**ENUNCIADO DEL EJERCICIO 1**
Convierta en una tabla Markdown las filas del bloque 1, comenzando por la que contiene "380, 523, 565]" y terminando en la que contiene "449, 377, 565]", ambas incluidas. Use las columnas «N», con el número de orden, y «Contenido», con el texto de cada fila, y omita las filas vacías.

El teórico del arte está obligado a ser además un especialista. Pero si es especialista en los límites de una única forma particular de arte, entonces invariablemente pondrá su forma como piedra de toque y de esta manera obtendrá una clasificación unilateral de las formas artísticas.

Entonces, ¿qué hacer con la definición del arte?

¿Acaso es necesario, en primer lugar, conocer todas las concepciones metafísicas, religiosas y científicas sobre el arte; en segundo lugar, saber relacionarse críticamente respecto de ellas; en tercer lugar, agotar todas las formas posibles de disponer los fenómenos artísticos (metodología); en cuarto lugar, ser especialista en todas las esferas creadoras? Pero los juicios sobre el arte son infinitos, las formas del arte son infinitas, son infinitas las descomposiciones de estas formas en nuevas formas. En verdad es necesario abarcar lo inabarcable.

**FILAS POR PROCESAR**
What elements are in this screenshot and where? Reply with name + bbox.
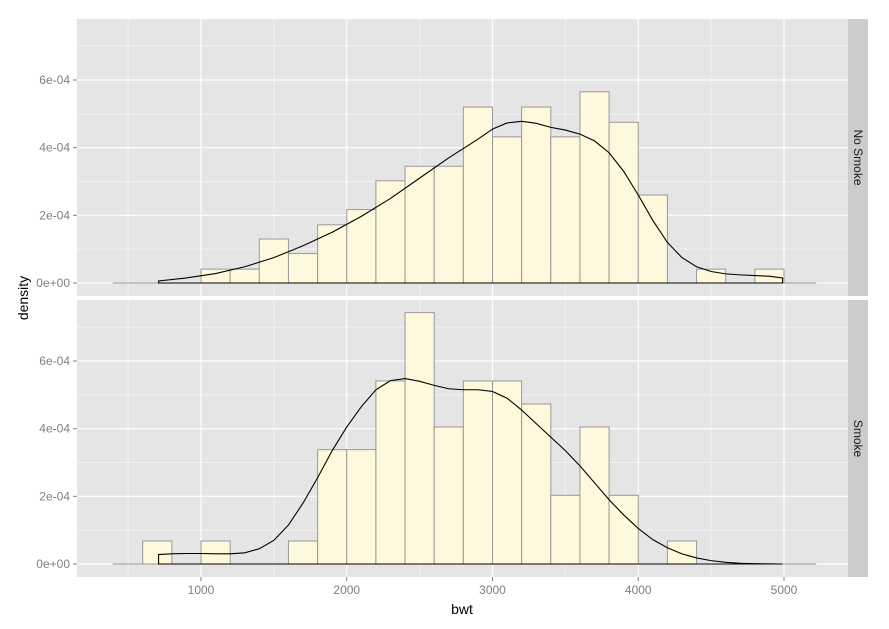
histogram-bar	[492, 380, 523, 565]
histogram-bar	[462, 106, 494, 284]
facet-strip	[848, 300, 868, 577]
density-curve	[158, 120, 784, 284]
histogram-bar	[404, 312, 435, 565]
x-tick-label: 1000	[188, 583, 215, 597]
histogram-bar	[375, 380, 406, 565]
histogram-bar	[317, 224, 348, 284]
histogram-bar	[142, 540, 173, 565]
facet-panel-no-smoke: 0e+00 2e-04 4e-04 6e-04 No Smoke	[36, 19, 868, 296]
y-tick-label: 0e+00	[36, 276, 70, 290]
histogram-bar	[346, 449, 377, 565]
histogram-bar	[375, 180, 406, 284]
y-tick-label: 0e+00	[36, 557, 70, 571]
histogram-bar	[637, 194, 668, 284]
y-tick-label: 2e-04	[39, 208, 70, 222]
histogram-bar	[200, 540, 231, 565]
facet-strip-label: Smoke	[851, 420, 865, 458]
histogram-bar	[346, 209, 377, 284]
histogram-bar	[317, 449, 348, 565]
x-tick-label: 5000	[771, 583, 798, 597]
x-axis-title: bwt	[451, 601, 473, 617]
facet-strip-label: No Smoke	[851, 129, 865, 185]
histogram-bar	[550, 136, 581, 284]
histogram-bar	[666, 540, 698, 565]
histogram-bar	[287, 253, 319, 284]
facet-strip	[848, 19, 868, 296]
histogram-bar	[433, 426, 464, 565]
density-curve	[158, 378, 783, 565]
x-tick-label: 2000	[333, 583, 360, 597]
histogram-bar	[492, 136, 523, 284]
y-tick-label: 6e-04	[39, 73, 70, 87]
facet-panel-smoke: 0e+00 2e-04 4e-04 6e-04 Smoke	[36, 300, 868, 577]
histogram-bar	[521, 403, 552, 565]
histogram-bar	[433, 165, 464, 284]
histogram-bar	[550, 494, 581, 565]
y-axis-title: density	[15, 276, 31, 320]
histogram-bar	[608, 121, 639, 284]
histogram-bar	[521, 106, 552, 284]
histogram-bar	[579, 426, 610, 565]
y-tick-label: 6e-04	[39, 354, 70, 368]
y-tick-label: 2e-04	[39, 489, 70, 503]
histogram-bar	[229, 268, 260, 284]
histogram-bar	[579, 91, 610, 284]
y-tick-label: 4e-04	[39, 422, 70, 436]
histogram-bar	[462, 380, 494, 565]
panels: 0e+00 2e-04 4e-04 6e-04 No Smoke 0e+00 2e-04 4e…	[36, 19, 868, 597]
histogram-bar	[608, 494, 639, 565]
y-tick-label: 4e-04	[39, 141, 70, 155]
histogram-bar	[404, 165, 435, 284]
x-tick-label: 3000	[479, 583, 506, 597]
histogram-bar	[287, 540, 319, 565]
x-tick-label: 4000	[625, 583, 652, 597]
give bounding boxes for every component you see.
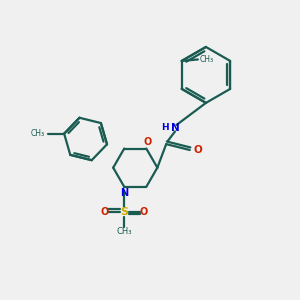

**ENUNCIADO DEL EJERCICIO 2**
Prosiga el texto sobre la definición del arte a partir del punto en que se interrumpe.

**RESPUESTA 1**
| N | Contenido |
|---|---|
| 1 | histogram-bar	[492, 380, 523, 565] |
| 2 | histogram-bar	[462, 106, 494, 284] |
| 3 | facet-strip	[848, 300, 868, 577] |
| 4 | density-curve	[158, 120, 784, 284] |
| 5 | histogram-bar	[404, 312, 435, 565] |
| 6 | x-tick-label: 1000	[188, 583, 215, 597] |
| 7 | histogram-bar	[375, 380, 406, 565] |
| 8 | histogram-bar	[317, 224, 348, 284] |
| 9 | histogram-bar	[142, 540, 173, 565] |
| 10 | facet-panel-no-smoke: 0e+00 2e-04 4e-04 6e-04 No Smoke	[36, 19, 868, 296] |
| 11 | y-tick-label: 0e+00	[36, 276, 70, 290] |
| 12 | histogram-bar	[346, 449, 377, 565] |

**RESPUESTA 2**
Y de esto resulta que no puede existir una concepción correcta acerca de la esencia del arte. Estamos abocados al diletantismo. Quedan solo las opiniones personales del tipo: “a mí me gusta”, “a mí no me gusta”, y ya se sabe que sobre gustos no hay nada escrito. La pretensión de escribir tratados y estudios resulta un mero empeño extravagante.

Y yo, habiendo atraído la atención de los lectores con mi artículo, me encuentro en una situación un poco incómoda, puesto que, aunque haya leído mucho, y haya pensado mucho, y haya logrado algunas cosas, de todas maneras no puedo responder ni a una quinta parte de las exigencias que yo mismo le he planteado al teórico.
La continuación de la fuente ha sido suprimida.